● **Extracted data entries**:
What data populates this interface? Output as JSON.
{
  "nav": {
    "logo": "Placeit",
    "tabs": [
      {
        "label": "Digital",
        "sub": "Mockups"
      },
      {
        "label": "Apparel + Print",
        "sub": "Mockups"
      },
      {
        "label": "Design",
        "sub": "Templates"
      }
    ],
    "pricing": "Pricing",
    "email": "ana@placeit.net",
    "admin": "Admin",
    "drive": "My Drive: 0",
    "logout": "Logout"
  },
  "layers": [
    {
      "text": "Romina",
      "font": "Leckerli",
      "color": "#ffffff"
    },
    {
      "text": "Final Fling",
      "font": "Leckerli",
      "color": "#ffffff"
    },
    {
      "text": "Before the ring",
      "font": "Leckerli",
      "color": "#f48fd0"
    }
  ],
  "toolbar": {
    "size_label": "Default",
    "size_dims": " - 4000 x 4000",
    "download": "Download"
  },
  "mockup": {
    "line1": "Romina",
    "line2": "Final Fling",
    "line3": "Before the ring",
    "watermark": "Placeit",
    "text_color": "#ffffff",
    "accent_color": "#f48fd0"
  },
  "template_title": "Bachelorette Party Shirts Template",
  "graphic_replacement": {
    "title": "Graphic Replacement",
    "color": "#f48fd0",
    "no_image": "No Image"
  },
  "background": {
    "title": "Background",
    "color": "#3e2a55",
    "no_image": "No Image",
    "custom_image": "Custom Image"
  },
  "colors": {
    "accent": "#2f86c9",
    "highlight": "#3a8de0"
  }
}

● **PROMPT**:
Above are some records. Print them all exactly.

● **ANSWER TO THE EXERCISE**:
What data populates this interface? Output as JSON.
{
  "nav": {
    "logo": "Placeit",
    "tabs": [
      {
        "label": "Digital",
        "sub": "Mockups"
      },
      {
        "label": "Apparel + Print",
        "sub": "Mockups"
      },
      {
        "label": "Design",
        "sub": "Templates"
      }
    ],
    "pricing": "Pricing",
    "email": "ana@placeit.net",
    "admin": "Admin",
    "drive": "My Drive: 0",
    "logout": "Logout"
  },
  "layers": [
    {
      "text": "Romina",
      "font": "Leckerli",
      "color": "#ffffff"
    },
    {
      "text": "Final Fling",
      "font": "Leckerli",
      "color": "#ffffff"
    },
    {
      "text": "Before the ring",
      "font": "Leckerli",
      "color": "#f48fd0"
    }
  ],
  "toolbar": {
    "size_label": "Default",
    "size_dims": " - 4000 x 4000",
    "download": "Download"
  },
  "mockup": {
    "line1": "Romina",
    "line2": "Final Fling",
    "line3": "Before the ring",
    "watermark": "Placeit",
    "text_color": "#ffffff",
    "accent_color": "#f48fd0"
  },
  "template_title": "Bachelorette Party Shirts Template",
  "graphic_replacement": {
    "title": "Graphic Replacement",
    "color": "#f48fd0",
    "no_image": "No Image"
  },
  "background": {
    "title": "Background",
    "color": "#3e2a55",
    "no_image": "No Image",
    "custom_image": "Custom Image"
  },
  "colors": {
    "accent": "#2f86c9",
    "highlight": "#3a8de0"
  }
}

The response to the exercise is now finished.